Goal of the exercise:
Return each line of the data below verbatim; pictures are to be left out.

Lines of data:
☆ ☆ ☆ ☆ ☆
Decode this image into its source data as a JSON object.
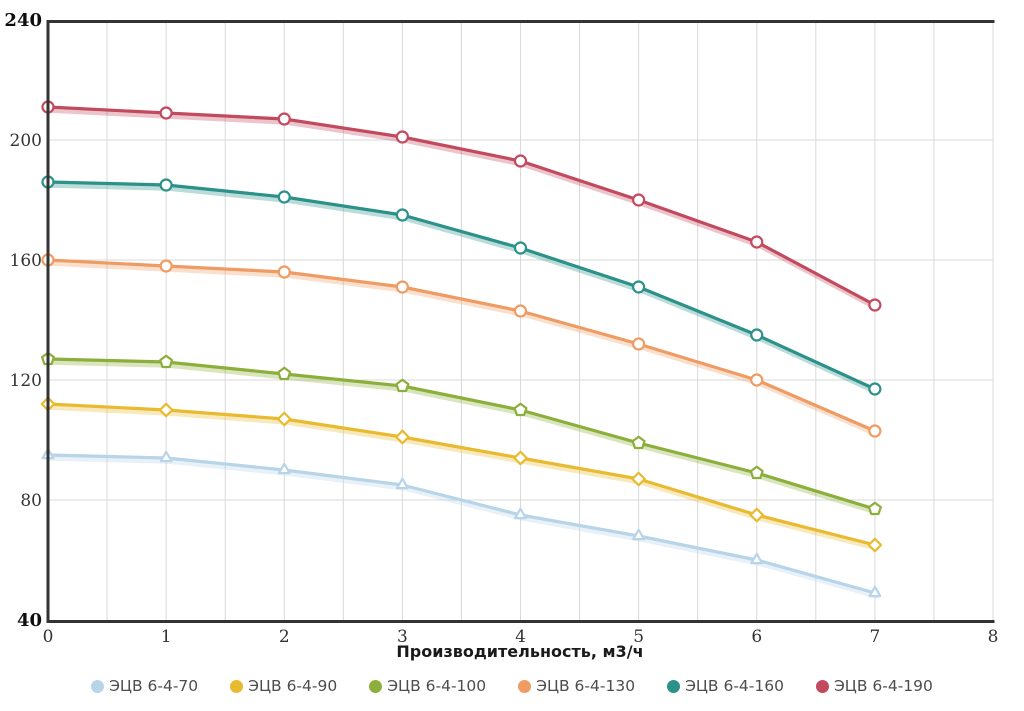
{
  "chart_data": {
    "type": "line",
    "title": "",
    "xlabel": "Производительность, м3/ч",
    "ylabel": "",
    "xlim": [
      0,
      8
    ],
    "ylim": [
      40,
      240
    ],
    "x_ticks": [
      0,
      1,
      2,
      3,
      4,
      5,
      6,
      7,
      8
    ],
    "y_ticks": [
      40,
      80,
      120,
      160,
      200,
      240
    ],
    "y_ticks_bold": [
      40,
      240
    ],
    "minor_x_grid_step": 0.5,
    "grid": true,
    "legend_position": "bottom",
    "colors": {
      "grid": "#d9d9d9",
      "axis": "#333333",
      "tick_text": "#333333",
      "legend_text": "#4d4d4d"
    },
    "x": [
      0,
      1,
      2,
      3,
      4,
      5,
      6,
      7
    ],
    "series": [
      {
        "name": "ЭЦВ 6-4-70",
        "color": "#b7d4e9",
        "marker": "triangle",
        "values": [
          95,
          94,
          90,
          85,
          75,
          68,
          60,
          49
        ]
      },
      {
        "name": "ЭЦВ 6-4-90",
        "color": "#e8ba2f",
        "marker": "diamond",
        "values": [
          112,
          110,
          107,
          101,
          94,
          87,
          75,
          65
        ]
      },
      {
        "name": "ЭЦВ 6-4-100",
        "color": "#8cae3a",
        "marker": "pentagon",
        "values": [
          127,
          126,
          122,
          118,
          110,
          99,
          89,
          77
        ]
      },
      {
        "name": "ЭЦВ 6-4-130",
        "color": "#ee9b64",
        "marker": "circle",
        "values": [
          160,
          158,
          156,
          151,
          143,
          132,
          120,
          103
        ]
      },
      {
        "name": "ЭЦВ 6-4-160",
        "color": "#2b9189",
        "marker": "circle",
        "values": [
          186,
          185,
          181,
          175,
          164,
          151,
          135,
          117
        ]
      },
      {
        "name": "ЭЦВ 6-4-190",
        "color": "#c24a5e",
        "marker": "circle",
        "values": [
          211,
          209,
          207,
          201,
          193,
          180,
          166,
          145
        ]
      }
    ]
  }
}
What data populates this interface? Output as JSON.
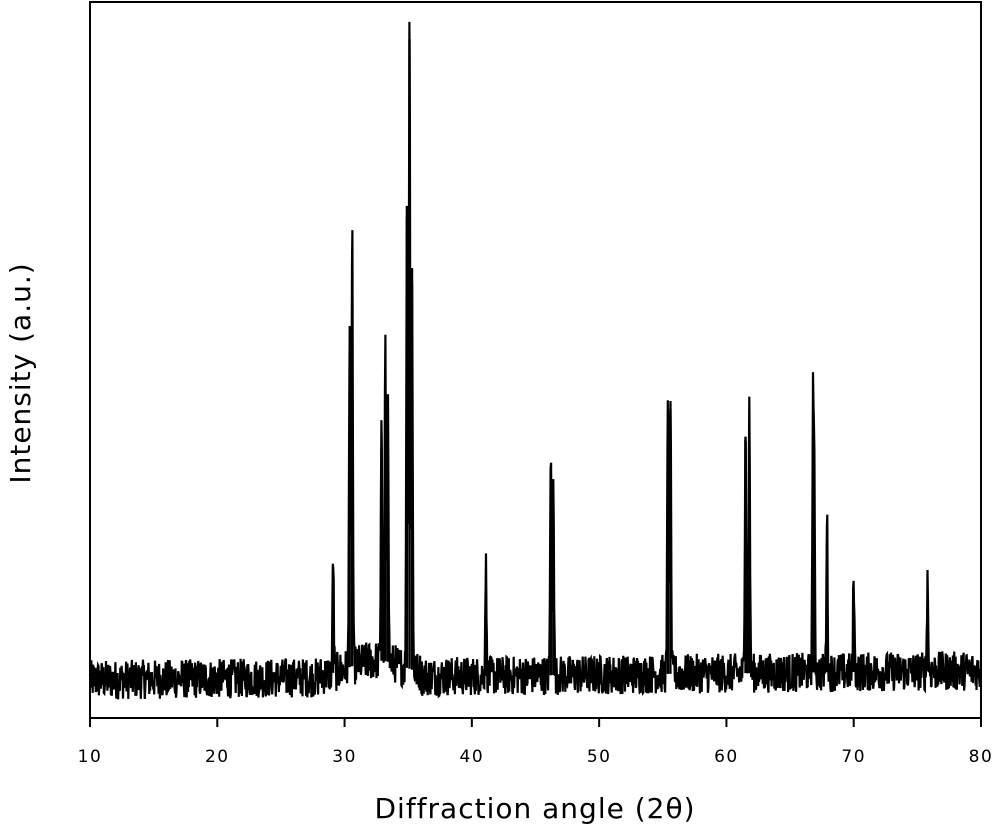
{
  "chart_data": {
    "type": "line",
    "title": "",
    "xlabel": "Diffraction angle (2θ)",
    "ylabel": "Intensity (a.u.)",
    "xlim": [
      10,
      80
    ],
    "ylim": [
      0,
      100
    ],
    "x_ticks": [
      10,
      20,
      30,
      40,
      50,
      60,
      70,
      80
    ],
    "x_tick_labels": [
      "10",
      "20",
      "30",
      "40",
      "50",
      "60",
      "70",
      "80"
    ],
    "y_ticks_shown": false,
    "grid": false,
    "legend": "none",
    "line_color": "#000000",
    "background_level": 5,
    "peaks": [
      {
        "x": 29.1,
        "y": 18
      },
      {
        "x": 30.4,
        "y": 53
      },
      {
        "x": 30.6,
        "y": 68
      },
      {
        "x": 32.9,
        "y": 38
      },
      {
        "x": 33.2,
        "y": 48
      },
      {
        "x": 33.4,
        "y": 45
      },
      {
        "x": 34.9,
        "y": 73
      },
      {
        "x": 35.1,
        "y": 100
      },
      {
        "x": 35.3,
        "y": 63
      },
      {
        "x": 41.1,
        "y": 17
      },
      {
        "x": 46.2,
        "y": 34
      },
      {
        "x": 46.4,
        "y": 32
      },
      {
        "x": 55.4,
        "y": 42
      },
      {
        "x": 55.6,
        "y": 44
      },
      {
        "x": 61.5,
        "y": 40
      },
      {
        "x": 61.8,
        "y": 42
      },
      {
        "x": 66.8,
        "y": 40
      },
      {
        "x": 66.9,
        "y": 28
      },
      {
        "x": 67.9,
        "y": 24
      },
      {
        "x": 70.0,
        "y": 15
      },
      {
        "x": 75.8,
        "y": 14
      }
    ]
  }
}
☆ ☆ ☆ ☆ ☆
Task result:
Decode this image into its source data as a JSON object.
{
  "chart_data": {
    "type": "line",
    "title": "",
    "xlabel": "Производительность, м3/ч",
    "ylabel": "",
    "xlim": [
      0,
      8
    ],
    "ylim": [
      40,
      240
    ],
    "x_ticks": [
      0,
      1,
      2,
      3,
      4,
      5,
      6,
      7,
      8
    ],
    "y_ticks": [
      40,
      80,
      120,
      160,
      200,
      240
    ],
    "y_ticks_bold": [
      40,
      240
    ],
    "minor_x_grid_step": 0.5,
    "grid": true,
    "legend_position": "bottom",
    "colors": {
      "grid": "#d9d9d9",
      "axis": "#333333",
      "tick_text": "#333333",
      "legend_text": "#4d4d4d"
    },
    "x": [
      0,
      1,
      2,
      3,
      4,
      5,
      6,
      7
    ],
    "series": [
      {
        "name": "ЭЦВ 6-4-70",
        "color": "#b7d4e9",
        "marker": "triangle",
        "values": [
          95,
          94,
          90,
          85,
          75,
          68,
          60,
          49
        ]
      },
      {
        "name": "ЭЦВ 6-4-90",
        "color": "#e8ba2f",
        "marker": "diamond",
        "values": [
          112,
          110,
          107,
          101,
          94,
          87,
          75,
          65
        ]
      },
      {
        "name": "ЭЦВ 6-4-100",
        "color": "#8cae3a",
        "marker": "pentagon",
        "values": [
          127,
          126,
          122,
          118,
          110,
          99,
          89,
          77
        ]
      },
      {
        "name": "ЭЦВ 6-4-130",
        "color": "#ee9b64",
        "marker": "circle",
        "values": [
          160,
          158,
          156,
          151,
          143,
          132,
          120,
          103
        ]
      },
      {
        "name": "ЭЦВ 6-4-160",
        "color": "#2b9189",
        "marker": "circle",
        "values": [
          186,
          185,
          181,
          175,
          164,
          151,
          135,
          117
        ]
      },
      {
        "name": "ЭЦВ 6-4-190",
        "color": "#c24a5e",
        "marker": "circle",
        "values": [
          211,
          209,
          207,
          201,
          193,
          180,
          166,
          145
        ]
      }
    ]
  }
}
What data populates this interface? Output as JSON.
{
  "chart_data": {
    "type": "line",
    "title": "",
    "xlabel": "Diffraction angle (2θ)",
    "ylabel": "Intensity (a.u.)",
    "xlim": [
      10,
      80
    ],
    "ylim": [
      0,
      100
    ],
    "x_ticks": [
      10,
      20,
      30,
      40,
      50,
      60,
      70,
      80
    ],
    "x_tick_labels": [
      "10",
      "20",
      "30",
      "40",
      "50",
      "60",
      "70",
      "80"
    ],
    "y_ticks_shown": false,
    "grid": false,
    "legend": "none",
    "line_color": "#000000",
    "background_level": 5,
    "peaks": [
      {
        "x": 29.1,
        "y": 18
      },
      {
        "x": 30.4,
        "y": 53
      },
      {
        "x": 30.6,
        "y": 68
      },
      {
        "x": 32.9,
        "y": 38
      },
      {
        "x": 33.2,
        "y": 48
      },
      {
        "x": 33.4,
        "y": 45
      },
      {
        "x": 34.9,
        "y": 73
      },
      {
        "x": 35.1,
        "y": 100
      },
      {
        "x": 35.3,
        "y": 63
      },
      {
        "x": 41.1,
        "y": 17
      },
      {
        "x": 46.2,
        "y": 34
      },
      {
        "x": 46.4,
        "y": 32
      },
      {
        "x": 55.4,
        "y": 42
      },
      {
        "x": 55.6,
        "y": 44
      },
      {
        "x": 61.5,
        "y": 40
      },
      {
        "x": 61.8,
        "y": 42
      },
      {
        "x": 66.8,
        "y": 40
      },
      {
        "x": 66.9,
        "y": 28
      },
      {
        "x": 67.9,
        "y": 24
      },
      {
        "x": 70.0,
        "y": 15
      },
      {
        "x": 75.8,
        "y": 14
      }
    ]
  }
}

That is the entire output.